● **Excerpt provided**:
Alzheimer's Disease Fact Sheet
Introduction
Dementia is a brain disorder that seriously affects a person's
ability to carry out daily activities. The most common form of dementia
among older people is Alzheimer's disease (AD), which involves the parts of
the brain that control thought, memory, and language. Although scientists
are learning more every day, right now they still do not know what causes
AD, and there is no cure.
Scientists think that as many as 4.5 million Americans suffer from AD.
The disease usually begins after age 60, and risk goes up with age. While
younger people also may get AD, it is much less common. About 5 percent of
men and women ages 65 to 74 have AD, and nearly half of those age 85 and
older may have the disease. It is important to note, however, that AD is not
a normal part of aging.
AD is named after Dr. Alois Alzheimer, a German doctor. In 1906, Dr.
Alzheimer noticed changes in the brain tissue of a woman who had died of an
unusual mental illness. He found abnormal clumps (now called amyloid
plaques) and tangled bundles of fibers (now called neurofibrillary tangles).
Today, these plaques and tangles in the brain are considered signs of AD.
Scientists also have found other brain changes in people with AD. Nerve
cells die in areas of the brain that are vital to memory and other mental
abilities. There also are lower levels of some of the chemicals in the brain
that carry messages back and forth between nerve cells. AD may impair
thinking and memory by disrupting these messages.
What Causes AD?
Scientists do not yet fully understand what causes AD. There probably
is not one single cause, but several factors that affect each person
differently. Age is the most important known risk factor for AD. The number
of people with the disease doubles every 5 years beyond age 65.

● **Stored items from a collection**:
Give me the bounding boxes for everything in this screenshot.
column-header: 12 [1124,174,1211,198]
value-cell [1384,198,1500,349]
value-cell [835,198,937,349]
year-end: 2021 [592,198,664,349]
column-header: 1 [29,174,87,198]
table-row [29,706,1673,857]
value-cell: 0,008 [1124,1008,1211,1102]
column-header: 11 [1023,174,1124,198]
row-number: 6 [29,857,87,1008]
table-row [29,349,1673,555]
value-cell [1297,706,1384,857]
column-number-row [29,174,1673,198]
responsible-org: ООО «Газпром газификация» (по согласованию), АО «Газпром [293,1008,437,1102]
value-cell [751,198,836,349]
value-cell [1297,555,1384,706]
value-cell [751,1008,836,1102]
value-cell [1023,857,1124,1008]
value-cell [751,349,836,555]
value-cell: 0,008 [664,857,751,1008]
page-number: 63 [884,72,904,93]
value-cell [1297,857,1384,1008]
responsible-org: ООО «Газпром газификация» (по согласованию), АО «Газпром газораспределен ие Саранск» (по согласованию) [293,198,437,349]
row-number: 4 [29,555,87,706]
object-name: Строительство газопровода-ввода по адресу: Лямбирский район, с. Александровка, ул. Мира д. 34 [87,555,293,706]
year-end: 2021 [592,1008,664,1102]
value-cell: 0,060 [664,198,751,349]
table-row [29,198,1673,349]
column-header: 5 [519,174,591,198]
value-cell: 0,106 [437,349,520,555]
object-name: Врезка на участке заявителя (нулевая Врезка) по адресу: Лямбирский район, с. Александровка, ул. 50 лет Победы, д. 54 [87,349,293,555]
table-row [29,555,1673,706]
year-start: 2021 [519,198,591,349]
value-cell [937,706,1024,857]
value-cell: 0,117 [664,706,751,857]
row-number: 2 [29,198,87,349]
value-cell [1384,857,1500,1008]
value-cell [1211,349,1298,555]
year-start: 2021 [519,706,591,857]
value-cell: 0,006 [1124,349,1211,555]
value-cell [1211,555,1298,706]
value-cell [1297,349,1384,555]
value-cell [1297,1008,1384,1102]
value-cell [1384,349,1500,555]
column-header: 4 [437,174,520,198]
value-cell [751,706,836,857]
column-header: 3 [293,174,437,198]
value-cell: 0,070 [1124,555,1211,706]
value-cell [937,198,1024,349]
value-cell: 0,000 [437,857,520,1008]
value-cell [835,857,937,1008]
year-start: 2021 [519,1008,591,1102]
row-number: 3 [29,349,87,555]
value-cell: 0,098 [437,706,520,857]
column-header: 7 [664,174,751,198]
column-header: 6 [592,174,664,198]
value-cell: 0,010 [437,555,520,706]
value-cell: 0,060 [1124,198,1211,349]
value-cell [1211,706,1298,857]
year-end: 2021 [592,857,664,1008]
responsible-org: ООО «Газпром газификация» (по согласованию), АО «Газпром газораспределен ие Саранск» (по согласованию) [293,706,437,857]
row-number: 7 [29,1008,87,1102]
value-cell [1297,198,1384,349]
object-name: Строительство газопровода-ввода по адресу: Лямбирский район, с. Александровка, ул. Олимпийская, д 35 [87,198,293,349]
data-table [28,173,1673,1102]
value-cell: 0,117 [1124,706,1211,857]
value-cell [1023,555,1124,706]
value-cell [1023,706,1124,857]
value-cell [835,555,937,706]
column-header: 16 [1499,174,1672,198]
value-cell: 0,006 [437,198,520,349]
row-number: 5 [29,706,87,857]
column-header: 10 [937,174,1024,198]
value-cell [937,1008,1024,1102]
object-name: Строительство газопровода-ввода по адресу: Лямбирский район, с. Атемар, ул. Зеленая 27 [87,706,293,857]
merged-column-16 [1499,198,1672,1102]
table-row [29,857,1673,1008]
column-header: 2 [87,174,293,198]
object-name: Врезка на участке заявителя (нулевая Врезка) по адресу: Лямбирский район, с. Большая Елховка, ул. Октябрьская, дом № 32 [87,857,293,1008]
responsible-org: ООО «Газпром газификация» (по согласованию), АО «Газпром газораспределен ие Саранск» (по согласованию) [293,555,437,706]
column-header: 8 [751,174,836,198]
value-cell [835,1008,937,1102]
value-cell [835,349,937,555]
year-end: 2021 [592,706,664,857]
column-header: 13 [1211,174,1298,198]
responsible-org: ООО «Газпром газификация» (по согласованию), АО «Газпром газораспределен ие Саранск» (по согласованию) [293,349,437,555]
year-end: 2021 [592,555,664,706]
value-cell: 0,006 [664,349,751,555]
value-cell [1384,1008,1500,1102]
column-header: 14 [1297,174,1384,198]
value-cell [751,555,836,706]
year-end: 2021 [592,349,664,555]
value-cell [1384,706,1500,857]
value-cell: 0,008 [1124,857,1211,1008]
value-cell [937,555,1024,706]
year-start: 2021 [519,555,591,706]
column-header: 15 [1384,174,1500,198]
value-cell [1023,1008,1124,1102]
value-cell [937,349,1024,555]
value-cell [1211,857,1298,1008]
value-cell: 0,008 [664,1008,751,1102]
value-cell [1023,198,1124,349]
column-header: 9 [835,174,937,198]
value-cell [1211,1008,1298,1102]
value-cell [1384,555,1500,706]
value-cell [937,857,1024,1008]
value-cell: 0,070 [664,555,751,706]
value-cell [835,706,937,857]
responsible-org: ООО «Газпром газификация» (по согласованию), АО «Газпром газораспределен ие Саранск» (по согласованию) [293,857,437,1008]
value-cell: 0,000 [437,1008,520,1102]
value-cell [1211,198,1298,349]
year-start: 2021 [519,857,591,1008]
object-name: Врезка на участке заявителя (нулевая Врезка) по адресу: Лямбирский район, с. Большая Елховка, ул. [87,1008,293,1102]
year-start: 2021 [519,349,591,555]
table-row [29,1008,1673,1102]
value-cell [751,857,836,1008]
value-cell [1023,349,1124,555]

● **Set of tasks**:
a) Answer these from the Alzheimer's disease fact sheet:
(i) How many Americans do scientists think may suffer from AD?
(ii) In what year did Dr. Alzheimer notice changes in the brain tissue of a woman who had died of an unusual mental illness?
(iii) What is the most important known risk factor for AD?
b) Write the next part of the Alzheimer's disease fact sheet, picking up right after its last sentence.
The material has nothing to do with this work.

● **Responses per task**:
a)
(i) As many as 4.5 million.
(ii) 1906.
(iii) Age.

b)
Family history is another risk factor. Scientists believe that genetics
may play a role in many AD cases. For example, familial AD, a rare form of
AD that usually occurs between the ages of 30 and 60, is inherited. The more
common form of AD is known as late-onset. It occurs later in life, and no
obvious inheritance pattern is seen. However, several risk factor genes may
interact with each other to cause the disease. The only risk factor gene
identified so far for late-onset AD, is a gene that makes one form of a
protein called apolipoprotein E (apoE). Everyone has apoE, which helps carry
cholesterol in the blood. It is likely that other genes also may increase
the risk of AD or protect against AD, but they remain to be discovered. The
National Institute on Aging (NIA), part of the National Institutes of
Health, is sponsoring the AD Genetics Initiative to recruit families with AD
to learn more about risk factor genes. To participate in this study,
families should contact the National Cell Repository for AD toll-free at
1-800-526-2839 or send an e-mail to:
alzstudy@iupui.edu.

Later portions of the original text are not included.